▶ WORK TO COMPLETE:
Gather the lines that hold the string "услуг".

▶ DATA SHOWN:
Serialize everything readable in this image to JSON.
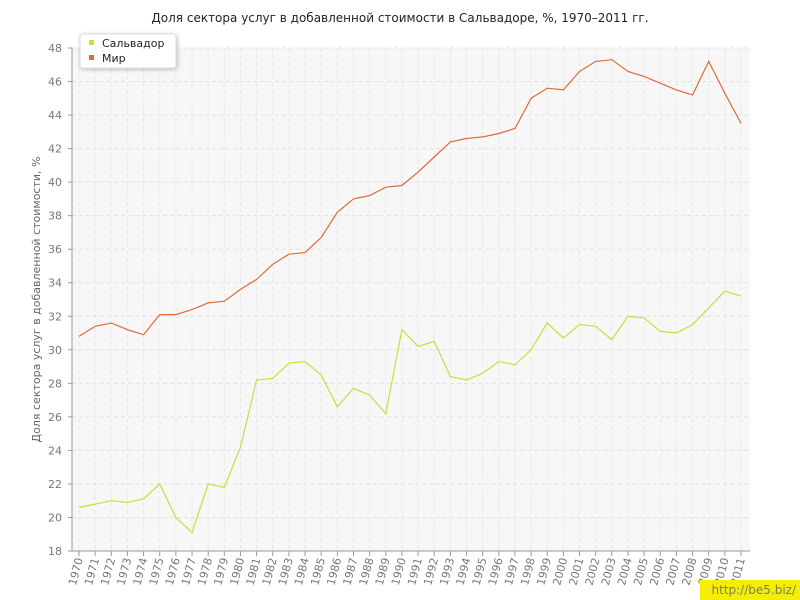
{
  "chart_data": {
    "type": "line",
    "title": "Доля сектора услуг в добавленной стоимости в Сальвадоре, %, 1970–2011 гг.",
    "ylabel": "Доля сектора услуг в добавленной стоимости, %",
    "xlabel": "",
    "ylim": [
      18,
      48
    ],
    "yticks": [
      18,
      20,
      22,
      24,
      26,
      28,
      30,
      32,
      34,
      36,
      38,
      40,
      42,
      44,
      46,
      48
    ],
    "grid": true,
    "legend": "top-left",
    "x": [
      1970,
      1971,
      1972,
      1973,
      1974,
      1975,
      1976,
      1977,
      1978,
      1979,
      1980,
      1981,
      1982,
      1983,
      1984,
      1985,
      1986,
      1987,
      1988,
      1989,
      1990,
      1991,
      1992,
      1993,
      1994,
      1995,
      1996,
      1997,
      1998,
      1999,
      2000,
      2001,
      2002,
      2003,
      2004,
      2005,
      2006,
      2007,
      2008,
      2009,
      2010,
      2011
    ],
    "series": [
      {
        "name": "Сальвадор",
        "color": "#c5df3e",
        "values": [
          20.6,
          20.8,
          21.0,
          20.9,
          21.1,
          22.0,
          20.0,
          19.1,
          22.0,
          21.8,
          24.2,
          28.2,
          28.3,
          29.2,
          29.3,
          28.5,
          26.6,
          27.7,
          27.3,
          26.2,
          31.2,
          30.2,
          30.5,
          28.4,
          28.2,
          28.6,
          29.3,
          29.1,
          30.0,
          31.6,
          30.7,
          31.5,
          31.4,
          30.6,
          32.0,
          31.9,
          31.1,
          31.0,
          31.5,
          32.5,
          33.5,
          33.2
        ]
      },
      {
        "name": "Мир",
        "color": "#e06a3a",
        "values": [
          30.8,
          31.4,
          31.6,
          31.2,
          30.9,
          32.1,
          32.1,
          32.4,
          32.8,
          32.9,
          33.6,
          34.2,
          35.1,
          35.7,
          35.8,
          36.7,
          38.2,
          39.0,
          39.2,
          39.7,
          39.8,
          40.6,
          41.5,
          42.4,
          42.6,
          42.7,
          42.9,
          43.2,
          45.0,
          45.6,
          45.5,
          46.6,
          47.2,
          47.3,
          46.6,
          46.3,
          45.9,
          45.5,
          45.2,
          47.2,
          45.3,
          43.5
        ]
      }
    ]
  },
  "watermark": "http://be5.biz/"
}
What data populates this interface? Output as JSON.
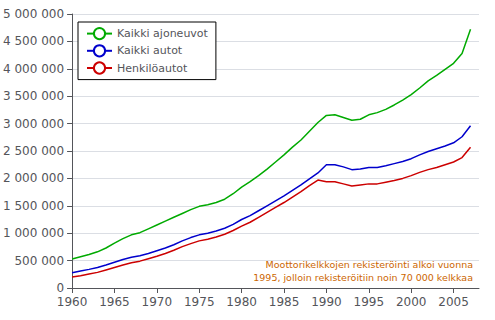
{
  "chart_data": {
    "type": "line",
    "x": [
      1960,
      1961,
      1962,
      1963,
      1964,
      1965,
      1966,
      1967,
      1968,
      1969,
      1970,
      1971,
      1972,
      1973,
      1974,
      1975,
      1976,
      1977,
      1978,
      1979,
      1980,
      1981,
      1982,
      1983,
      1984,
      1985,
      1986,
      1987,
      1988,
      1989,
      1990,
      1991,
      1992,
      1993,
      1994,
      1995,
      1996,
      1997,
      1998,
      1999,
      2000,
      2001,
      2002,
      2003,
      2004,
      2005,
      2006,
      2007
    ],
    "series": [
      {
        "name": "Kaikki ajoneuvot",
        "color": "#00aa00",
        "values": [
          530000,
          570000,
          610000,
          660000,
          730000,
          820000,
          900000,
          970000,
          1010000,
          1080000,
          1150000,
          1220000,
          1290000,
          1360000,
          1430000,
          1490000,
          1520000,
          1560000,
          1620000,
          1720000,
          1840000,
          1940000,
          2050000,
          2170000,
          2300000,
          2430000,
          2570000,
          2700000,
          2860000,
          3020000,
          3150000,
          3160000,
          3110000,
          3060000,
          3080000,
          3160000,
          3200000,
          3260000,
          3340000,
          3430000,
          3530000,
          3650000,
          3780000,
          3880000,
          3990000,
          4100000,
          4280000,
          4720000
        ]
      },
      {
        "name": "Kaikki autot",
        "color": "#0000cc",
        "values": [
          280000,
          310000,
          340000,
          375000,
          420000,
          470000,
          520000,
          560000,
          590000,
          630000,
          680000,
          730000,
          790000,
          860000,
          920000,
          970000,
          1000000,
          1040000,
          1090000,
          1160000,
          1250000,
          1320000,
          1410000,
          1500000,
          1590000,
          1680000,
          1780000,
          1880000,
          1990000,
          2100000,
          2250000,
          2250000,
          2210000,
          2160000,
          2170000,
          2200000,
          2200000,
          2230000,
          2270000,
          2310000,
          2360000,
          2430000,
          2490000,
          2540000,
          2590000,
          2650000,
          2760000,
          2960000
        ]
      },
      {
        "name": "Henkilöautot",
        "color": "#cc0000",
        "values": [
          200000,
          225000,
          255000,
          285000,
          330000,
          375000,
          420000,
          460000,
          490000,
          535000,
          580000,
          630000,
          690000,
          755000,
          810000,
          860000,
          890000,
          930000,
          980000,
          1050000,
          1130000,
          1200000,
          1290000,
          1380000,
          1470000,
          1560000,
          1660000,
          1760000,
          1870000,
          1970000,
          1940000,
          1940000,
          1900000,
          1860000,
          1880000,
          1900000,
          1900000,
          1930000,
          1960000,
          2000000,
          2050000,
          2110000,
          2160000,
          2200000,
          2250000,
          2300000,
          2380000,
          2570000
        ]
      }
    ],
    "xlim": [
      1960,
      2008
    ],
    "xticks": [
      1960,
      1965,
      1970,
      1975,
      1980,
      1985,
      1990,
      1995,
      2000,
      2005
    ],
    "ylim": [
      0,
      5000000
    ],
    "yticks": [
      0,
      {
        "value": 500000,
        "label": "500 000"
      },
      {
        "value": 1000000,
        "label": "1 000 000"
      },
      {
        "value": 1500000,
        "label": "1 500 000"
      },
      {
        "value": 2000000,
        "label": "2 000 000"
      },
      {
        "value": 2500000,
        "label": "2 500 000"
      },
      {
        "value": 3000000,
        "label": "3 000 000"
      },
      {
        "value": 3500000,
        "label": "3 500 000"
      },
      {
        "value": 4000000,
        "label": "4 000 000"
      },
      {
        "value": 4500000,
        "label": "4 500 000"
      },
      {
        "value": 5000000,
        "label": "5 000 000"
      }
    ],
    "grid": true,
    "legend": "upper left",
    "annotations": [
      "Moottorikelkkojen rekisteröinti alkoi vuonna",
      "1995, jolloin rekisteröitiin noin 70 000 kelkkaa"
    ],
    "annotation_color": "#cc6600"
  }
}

▶ ANSWER TO THIS EXERCISE:
    "title": "Доля сектора услуг в добавленной стоимости в Сальвадоре, %, 1970–2011 гг.",
    "ylabel": "Доля сектора услуг в добавленной стоимости, %",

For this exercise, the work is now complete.